The request ::
Out of all the lines below, count those with the word "spełniać". Give the number only.

##############################

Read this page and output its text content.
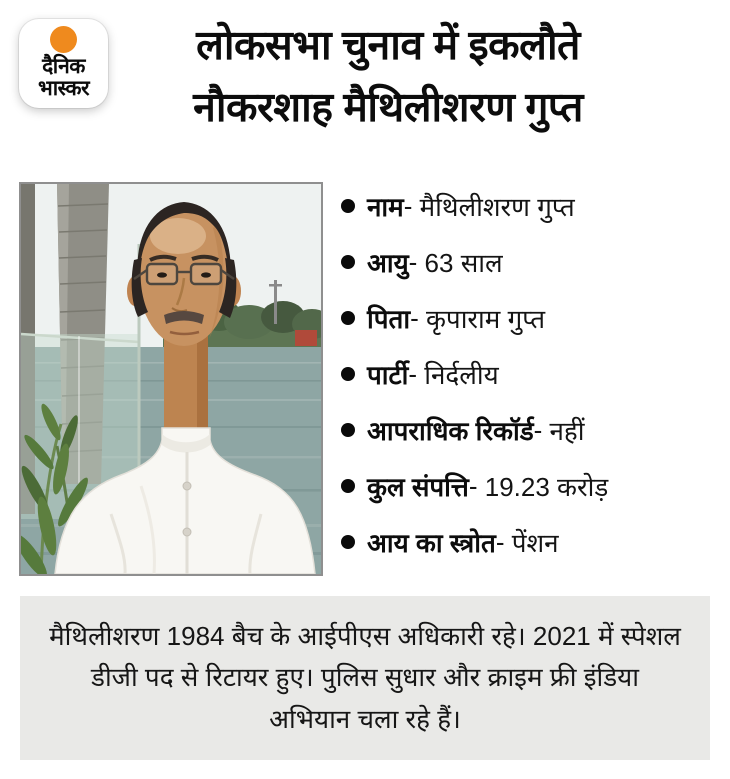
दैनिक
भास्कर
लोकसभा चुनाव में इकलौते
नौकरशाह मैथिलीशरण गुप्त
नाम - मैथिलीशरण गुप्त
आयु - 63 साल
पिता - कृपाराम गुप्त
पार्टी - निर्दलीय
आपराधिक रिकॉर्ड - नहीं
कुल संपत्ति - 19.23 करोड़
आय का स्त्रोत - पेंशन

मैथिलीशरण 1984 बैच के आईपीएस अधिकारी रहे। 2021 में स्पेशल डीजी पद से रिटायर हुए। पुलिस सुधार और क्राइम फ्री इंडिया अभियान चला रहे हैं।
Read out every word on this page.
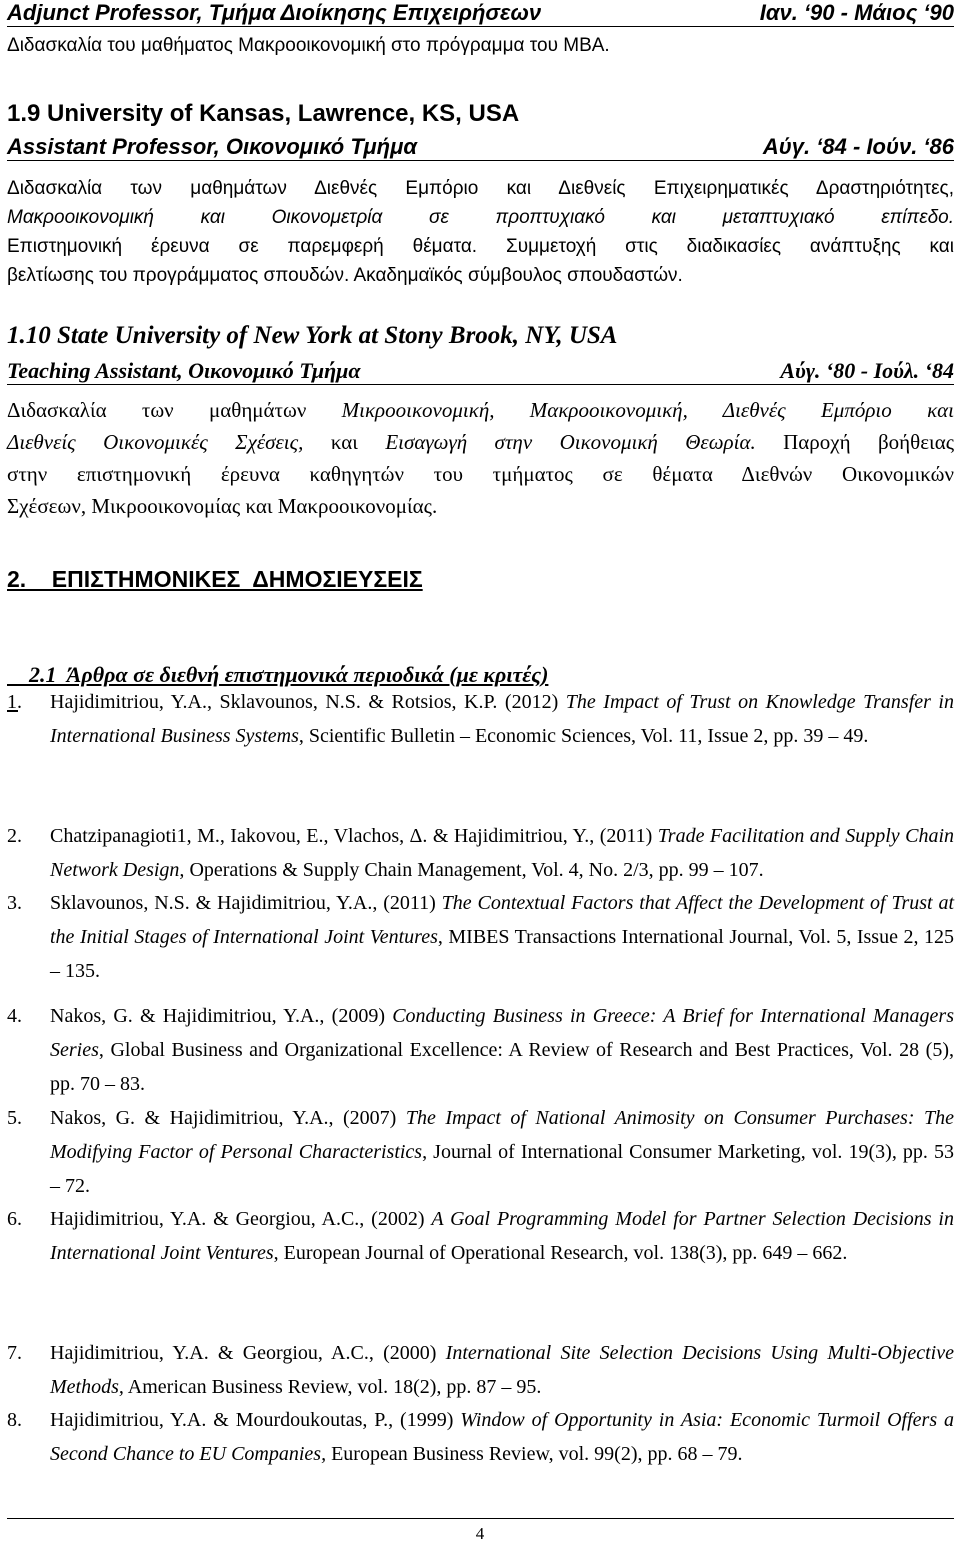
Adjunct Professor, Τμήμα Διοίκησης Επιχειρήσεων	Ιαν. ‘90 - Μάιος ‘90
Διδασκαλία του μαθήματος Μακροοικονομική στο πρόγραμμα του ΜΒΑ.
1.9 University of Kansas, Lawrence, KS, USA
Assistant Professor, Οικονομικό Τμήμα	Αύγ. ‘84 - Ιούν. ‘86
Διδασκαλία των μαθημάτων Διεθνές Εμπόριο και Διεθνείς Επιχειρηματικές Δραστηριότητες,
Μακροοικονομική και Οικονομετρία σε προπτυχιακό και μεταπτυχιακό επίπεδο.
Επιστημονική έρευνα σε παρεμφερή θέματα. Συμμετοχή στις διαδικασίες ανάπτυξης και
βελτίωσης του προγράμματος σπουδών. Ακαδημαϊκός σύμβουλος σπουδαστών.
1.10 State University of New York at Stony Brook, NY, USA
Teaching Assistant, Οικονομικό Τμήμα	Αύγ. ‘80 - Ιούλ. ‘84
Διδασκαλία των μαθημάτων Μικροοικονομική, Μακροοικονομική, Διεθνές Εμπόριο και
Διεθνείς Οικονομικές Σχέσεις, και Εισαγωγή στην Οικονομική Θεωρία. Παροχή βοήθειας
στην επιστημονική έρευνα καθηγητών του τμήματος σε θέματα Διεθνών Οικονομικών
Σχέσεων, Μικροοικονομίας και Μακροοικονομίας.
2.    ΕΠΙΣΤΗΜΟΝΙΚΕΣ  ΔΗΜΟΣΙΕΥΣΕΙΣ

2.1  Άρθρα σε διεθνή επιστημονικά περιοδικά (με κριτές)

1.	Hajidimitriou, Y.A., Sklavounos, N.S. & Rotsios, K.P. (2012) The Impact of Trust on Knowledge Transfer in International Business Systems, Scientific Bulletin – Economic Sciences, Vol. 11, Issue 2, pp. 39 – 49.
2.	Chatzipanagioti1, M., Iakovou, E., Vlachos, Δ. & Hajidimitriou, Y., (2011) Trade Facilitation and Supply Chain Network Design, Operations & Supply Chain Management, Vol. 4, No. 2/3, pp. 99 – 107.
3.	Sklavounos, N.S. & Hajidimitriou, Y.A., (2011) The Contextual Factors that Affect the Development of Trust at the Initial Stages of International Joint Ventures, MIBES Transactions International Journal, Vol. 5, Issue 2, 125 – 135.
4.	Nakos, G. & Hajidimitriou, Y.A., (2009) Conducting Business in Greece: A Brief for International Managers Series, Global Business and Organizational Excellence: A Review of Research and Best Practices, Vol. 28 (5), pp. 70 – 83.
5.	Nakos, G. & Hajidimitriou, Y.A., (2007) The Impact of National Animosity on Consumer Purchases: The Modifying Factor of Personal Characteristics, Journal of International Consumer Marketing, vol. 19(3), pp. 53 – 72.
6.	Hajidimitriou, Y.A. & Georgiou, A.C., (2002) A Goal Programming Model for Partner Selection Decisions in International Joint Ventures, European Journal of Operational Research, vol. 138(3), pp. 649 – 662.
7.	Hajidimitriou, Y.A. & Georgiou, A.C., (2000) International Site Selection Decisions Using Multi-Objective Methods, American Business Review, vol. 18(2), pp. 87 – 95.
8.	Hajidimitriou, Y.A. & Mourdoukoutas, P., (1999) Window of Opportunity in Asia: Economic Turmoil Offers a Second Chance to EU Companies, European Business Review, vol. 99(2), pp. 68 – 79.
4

##############################

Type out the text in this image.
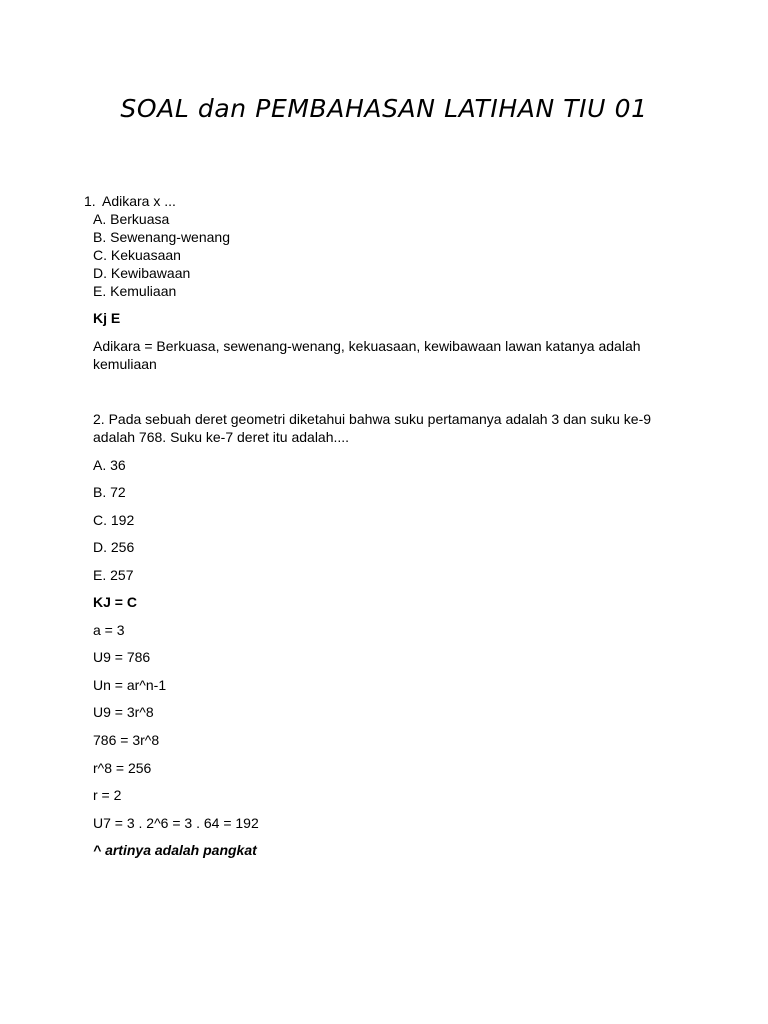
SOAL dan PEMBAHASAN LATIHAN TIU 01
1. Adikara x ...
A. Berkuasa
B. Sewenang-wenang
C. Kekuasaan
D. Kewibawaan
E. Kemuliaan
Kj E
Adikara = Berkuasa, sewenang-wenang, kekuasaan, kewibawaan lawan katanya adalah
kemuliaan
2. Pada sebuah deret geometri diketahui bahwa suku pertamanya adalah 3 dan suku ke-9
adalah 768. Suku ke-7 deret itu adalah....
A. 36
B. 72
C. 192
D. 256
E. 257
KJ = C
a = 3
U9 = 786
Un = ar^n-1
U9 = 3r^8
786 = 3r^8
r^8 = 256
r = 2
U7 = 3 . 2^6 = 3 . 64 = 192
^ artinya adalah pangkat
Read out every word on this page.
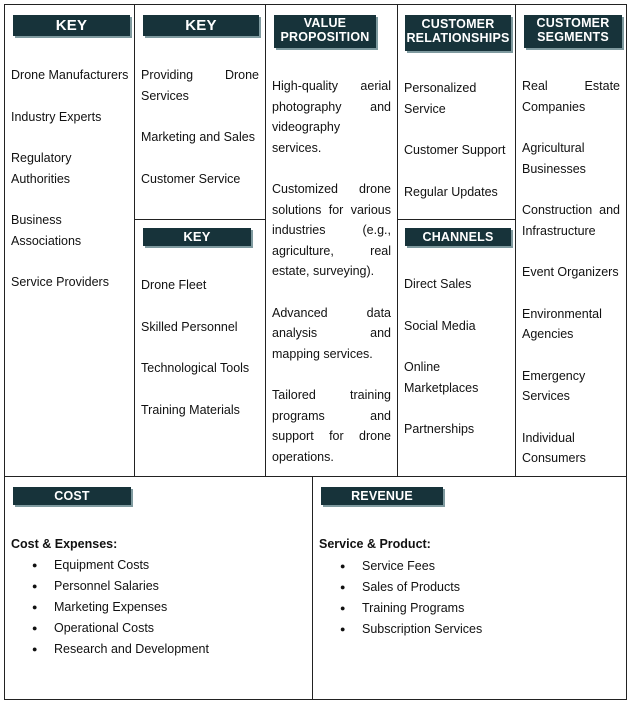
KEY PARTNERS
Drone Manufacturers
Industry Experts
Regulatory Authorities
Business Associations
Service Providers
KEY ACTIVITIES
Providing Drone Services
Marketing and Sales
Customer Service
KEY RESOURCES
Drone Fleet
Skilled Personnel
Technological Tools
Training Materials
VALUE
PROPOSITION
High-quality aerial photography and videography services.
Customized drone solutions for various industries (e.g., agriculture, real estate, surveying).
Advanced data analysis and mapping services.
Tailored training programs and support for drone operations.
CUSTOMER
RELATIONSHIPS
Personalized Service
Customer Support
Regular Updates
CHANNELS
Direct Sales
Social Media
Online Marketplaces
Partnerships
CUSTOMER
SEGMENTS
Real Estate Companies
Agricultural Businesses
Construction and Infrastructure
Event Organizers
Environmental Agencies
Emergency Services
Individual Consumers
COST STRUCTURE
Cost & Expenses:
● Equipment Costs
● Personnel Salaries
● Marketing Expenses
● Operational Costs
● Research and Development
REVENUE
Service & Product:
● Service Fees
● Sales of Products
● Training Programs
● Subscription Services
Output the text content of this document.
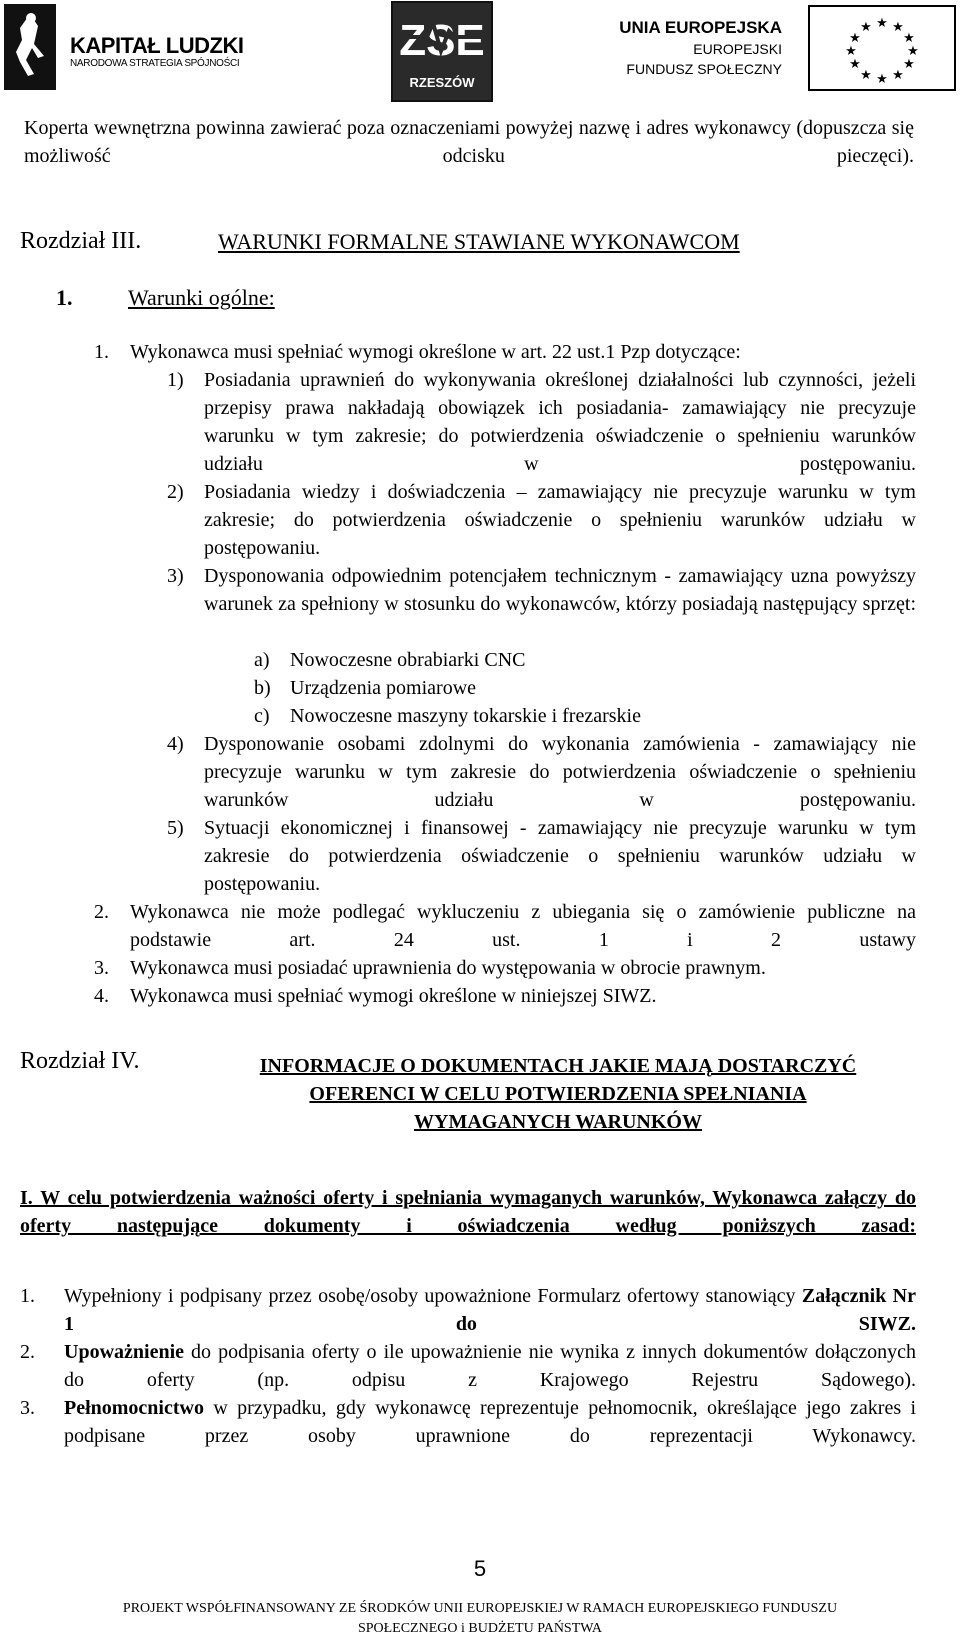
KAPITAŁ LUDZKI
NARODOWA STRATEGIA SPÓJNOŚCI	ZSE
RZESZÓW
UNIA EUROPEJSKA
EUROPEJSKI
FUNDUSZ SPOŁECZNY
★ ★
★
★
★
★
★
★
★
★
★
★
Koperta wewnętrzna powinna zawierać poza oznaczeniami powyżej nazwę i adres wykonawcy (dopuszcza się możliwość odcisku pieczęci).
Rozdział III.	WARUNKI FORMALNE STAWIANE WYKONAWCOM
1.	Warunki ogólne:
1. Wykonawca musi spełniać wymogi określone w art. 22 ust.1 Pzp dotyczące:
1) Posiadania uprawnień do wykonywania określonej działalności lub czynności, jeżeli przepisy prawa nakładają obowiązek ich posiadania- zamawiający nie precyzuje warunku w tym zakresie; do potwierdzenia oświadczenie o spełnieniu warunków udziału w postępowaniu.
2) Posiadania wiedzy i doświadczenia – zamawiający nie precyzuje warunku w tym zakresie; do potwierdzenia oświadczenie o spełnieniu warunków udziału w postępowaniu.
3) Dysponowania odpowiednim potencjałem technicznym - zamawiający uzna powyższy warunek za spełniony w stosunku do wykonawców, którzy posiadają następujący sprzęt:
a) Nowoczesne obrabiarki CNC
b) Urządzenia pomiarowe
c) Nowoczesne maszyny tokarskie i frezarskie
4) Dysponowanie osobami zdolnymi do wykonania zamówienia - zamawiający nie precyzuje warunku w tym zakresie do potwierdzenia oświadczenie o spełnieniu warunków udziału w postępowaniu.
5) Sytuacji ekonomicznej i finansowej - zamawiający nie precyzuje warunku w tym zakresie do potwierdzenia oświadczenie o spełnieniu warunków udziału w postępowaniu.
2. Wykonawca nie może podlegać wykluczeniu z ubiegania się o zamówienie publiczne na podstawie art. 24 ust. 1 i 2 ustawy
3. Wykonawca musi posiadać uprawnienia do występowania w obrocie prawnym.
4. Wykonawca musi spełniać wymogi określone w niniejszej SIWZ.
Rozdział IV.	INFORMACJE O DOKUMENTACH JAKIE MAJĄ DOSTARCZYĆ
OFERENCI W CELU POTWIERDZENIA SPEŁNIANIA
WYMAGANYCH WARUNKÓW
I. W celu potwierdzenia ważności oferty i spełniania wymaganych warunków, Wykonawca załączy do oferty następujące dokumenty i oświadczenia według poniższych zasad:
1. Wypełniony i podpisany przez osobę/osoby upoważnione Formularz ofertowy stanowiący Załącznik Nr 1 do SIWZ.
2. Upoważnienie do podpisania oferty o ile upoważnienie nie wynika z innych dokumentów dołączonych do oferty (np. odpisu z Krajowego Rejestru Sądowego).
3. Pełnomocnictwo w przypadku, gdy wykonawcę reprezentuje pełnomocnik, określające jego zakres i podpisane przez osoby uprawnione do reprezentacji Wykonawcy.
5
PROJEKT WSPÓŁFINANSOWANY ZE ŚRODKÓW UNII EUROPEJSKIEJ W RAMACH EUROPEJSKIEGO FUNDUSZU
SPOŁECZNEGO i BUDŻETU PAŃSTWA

##############################

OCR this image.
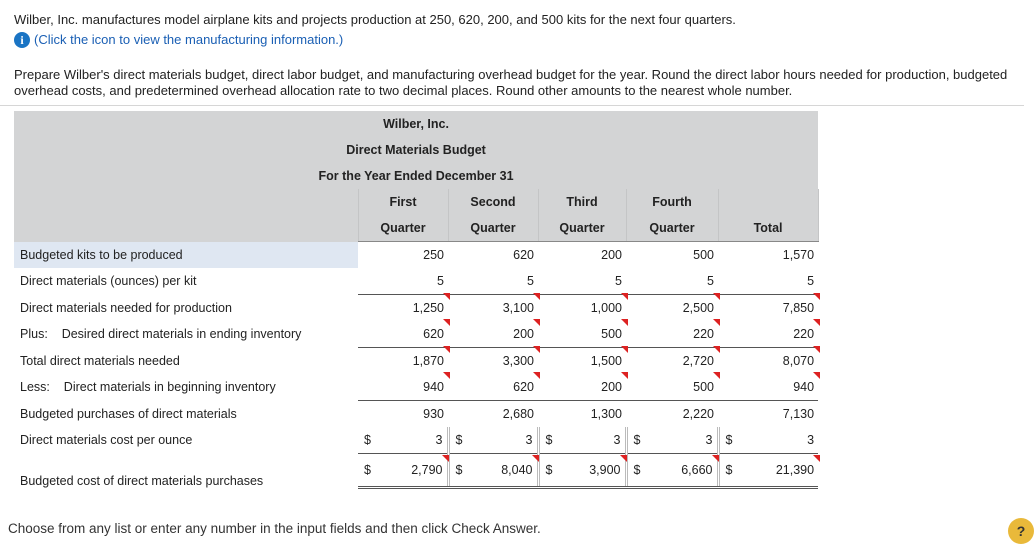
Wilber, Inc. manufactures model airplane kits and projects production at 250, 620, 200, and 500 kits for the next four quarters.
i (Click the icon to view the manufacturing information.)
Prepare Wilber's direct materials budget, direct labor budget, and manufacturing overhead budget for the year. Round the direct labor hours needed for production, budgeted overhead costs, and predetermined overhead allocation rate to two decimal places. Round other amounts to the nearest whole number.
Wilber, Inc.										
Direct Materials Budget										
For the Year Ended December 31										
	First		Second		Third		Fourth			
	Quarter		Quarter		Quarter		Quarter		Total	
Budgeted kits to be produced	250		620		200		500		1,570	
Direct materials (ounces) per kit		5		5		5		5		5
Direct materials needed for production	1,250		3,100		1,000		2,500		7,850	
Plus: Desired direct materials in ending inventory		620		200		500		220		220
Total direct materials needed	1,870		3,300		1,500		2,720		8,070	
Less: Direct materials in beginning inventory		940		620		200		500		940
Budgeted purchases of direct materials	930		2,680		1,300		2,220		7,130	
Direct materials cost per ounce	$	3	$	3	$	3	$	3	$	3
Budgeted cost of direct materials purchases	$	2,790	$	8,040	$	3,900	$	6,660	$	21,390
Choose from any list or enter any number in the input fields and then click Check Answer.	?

##############################

Exercise result ::
2